>> START Records for the task

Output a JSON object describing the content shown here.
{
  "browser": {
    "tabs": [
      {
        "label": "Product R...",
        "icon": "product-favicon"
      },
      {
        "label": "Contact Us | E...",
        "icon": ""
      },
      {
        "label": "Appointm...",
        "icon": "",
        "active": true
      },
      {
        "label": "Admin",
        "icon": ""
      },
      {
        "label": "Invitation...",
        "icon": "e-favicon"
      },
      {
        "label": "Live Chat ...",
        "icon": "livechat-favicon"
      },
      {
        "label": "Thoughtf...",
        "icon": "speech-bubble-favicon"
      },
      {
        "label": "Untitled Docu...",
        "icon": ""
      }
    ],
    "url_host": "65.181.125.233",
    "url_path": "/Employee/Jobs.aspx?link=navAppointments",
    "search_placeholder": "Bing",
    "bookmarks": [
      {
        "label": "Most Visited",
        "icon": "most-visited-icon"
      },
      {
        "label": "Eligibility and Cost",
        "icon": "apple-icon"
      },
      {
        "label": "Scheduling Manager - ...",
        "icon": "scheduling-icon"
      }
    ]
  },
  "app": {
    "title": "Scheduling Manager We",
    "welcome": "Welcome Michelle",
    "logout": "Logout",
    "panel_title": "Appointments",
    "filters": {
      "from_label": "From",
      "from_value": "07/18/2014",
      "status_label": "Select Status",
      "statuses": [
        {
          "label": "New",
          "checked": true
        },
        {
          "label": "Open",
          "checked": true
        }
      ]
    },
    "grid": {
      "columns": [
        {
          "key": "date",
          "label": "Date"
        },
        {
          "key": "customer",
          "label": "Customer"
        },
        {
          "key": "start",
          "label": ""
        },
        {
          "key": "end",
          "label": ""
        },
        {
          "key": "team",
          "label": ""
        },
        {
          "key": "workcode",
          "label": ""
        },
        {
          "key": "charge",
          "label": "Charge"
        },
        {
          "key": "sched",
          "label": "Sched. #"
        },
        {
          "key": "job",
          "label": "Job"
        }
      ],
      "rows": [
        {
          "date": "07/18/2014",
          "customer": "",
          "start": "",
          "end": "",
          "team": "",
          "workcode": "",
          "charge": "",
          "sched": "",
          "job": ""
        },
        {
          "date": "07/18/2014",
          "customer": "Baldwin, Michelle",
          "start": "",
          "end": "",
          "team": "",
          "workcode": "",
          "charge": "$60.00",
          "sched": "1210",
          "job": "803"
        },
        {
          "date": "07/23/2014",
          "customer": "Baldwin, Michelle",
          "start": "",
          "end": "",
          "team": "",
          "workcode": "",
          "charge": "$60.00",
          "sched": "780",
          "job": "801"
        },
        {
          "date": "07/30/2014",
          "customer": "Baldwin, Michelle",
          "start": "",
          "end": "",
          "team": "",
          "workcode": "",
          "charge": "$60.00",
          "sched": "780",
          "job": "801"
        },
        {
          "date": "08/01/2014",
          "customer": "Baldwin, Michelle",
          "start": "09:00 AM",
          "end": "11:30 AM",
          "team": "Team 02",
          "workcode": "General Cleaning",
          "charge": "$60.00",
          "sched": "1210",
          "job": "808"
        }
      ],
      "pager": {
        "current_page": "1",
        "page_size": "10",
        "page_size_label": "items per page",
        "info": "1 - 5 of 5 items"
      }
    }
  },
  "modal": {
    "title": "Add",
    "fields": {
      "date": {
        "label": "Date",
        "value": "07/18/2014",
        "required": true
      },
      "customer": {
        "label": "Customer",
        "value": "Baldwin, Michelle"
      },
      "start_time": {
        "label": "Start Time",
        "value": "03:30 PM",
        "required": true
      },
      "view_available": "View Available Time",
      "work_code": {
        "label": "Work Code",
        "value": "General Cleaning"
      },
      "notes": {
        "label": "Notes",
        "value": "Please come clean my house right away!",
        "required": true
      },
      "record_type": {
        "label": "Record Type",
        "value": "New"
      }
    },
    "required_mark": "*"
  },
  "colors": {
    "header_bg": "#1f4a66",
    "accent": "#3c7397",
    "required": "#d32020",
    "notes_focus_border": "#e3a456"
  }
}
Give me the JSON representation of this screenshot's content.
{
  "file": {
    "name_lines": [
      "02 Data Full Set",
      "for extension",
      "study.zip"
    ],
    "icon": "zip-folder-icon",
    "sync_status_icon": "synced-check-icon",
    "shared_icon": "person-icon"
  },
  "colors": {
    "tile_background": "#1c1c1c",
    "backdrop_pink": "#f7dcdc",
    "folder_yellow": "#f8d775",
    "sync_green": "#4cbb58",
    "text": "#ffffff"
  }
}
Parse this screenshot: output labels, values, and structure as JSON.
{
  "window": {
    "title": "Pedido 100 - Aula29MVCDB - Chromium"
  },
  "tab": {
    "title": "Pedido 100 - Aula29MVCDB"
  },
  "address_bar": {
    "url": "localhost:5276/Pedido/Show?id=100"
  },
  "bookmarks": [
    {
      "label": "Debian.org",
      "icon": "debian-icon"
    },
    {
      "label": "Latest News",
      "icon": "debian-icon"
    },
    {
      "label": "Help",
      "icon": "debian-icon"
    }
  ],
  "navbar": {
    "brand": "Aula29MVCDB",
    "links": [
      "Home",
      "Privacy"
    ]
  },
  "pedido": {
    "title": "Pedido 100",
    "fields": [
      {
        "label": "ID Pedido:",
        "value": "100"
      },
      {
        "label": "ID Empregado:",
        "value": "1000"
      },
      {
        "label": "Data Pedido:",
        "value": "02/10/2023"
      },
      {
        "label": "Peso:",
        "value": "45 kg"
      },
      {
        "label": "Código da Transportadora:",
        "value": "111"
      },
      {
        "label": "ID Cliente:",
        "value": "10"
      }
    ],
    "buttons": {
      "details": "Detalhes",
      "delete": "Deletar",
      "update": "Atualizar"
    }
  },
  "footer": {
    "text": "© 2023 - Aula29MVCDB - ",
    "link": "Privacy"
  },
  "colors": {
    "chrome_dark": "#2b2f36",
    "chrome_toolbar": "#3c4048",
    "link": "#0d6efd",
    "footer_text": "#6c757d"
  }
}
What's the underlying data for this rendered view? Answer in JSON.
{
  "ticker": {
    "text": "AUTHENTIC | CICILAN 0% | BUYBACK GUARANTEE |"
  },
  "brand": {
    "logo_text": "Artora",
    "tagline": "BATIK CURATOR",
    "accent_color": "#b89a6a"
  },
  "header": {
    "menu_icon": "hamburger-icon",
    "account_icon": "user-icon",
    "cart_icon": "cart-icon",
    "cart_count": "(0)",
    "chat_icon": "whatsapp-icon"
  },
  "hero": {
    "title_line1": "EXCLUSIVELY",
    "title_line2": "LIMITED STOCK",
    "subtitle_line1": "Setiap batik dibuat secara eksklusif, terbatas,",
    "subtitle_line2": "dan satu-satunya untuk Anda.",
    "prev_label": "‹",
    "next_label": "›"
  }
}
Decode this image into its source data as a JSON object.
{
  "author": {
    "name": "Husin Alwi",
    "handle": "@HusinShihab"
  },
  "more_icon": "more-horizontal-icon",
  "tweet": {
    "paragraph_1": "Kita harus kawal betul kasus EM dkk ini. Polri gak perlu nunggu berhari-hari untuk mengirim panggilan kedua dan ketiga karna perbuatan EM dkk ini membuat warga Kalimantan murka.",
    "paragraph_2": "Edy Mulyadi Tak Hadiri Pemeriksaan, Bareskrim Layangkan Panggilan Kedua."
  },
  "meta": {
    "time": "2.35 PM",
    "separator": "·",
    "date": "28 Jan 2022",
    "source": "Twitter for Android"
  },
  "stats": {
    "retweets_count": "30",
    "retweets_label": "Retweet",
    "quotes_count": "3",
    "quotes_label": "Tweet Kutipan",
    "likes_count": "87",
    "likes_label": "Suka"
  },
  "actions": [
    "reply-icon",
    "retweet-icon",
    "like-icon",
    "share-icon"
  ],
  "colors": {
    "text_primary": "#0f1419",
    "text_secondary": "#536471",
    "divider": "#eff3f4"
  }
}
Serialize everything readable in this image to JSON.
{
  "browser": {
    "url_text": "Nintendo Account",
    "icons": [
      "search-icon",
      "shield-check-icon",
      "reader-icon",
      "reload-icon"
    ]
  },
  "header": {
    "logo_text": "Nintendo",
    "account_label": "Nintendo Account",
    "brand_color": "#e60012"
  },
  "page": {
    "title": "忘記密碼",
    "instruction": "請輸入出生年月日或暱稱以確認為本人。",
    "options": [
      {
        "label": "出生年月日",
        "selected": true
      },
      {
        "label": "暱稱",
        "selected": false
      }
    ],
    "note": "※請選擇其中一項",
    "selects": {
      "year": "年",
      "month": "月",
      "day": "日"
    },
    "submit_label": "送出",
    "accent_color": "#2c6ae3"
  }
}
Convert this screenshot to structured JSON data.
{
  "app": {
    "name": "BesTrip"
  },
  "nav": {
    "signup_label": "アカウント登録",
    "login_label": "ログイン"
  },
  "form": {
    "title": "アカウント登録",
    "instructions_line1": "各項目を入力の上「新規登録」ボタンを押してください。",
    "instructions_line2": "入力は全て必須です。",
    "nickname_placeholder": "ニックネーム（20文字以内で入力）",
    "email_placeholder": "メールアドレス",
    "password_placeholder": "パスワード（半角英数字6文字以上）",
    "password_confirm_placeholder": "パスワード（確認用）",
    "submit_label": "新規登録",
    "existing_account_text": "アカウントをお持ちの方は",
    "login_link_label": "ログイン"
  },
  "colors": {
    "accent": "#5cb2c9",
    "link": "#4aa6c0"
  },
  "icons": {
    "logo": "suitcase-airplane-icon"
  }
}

>> END Records for the task

**Short task**
Scan the lines for the string "this". Copy out each line that matches.

**Exercise solution**
Give me the JSON representation of this screenshot's content.
Parse this screenshot: output labels, values, and structure as JSON.
What's the underlying data for this rendered view? Answer in JSON.
Decode this image into its source data as a JSON object.
Serialize everything readable in this image to JSON.
Convert this screenshot to structured JSON data.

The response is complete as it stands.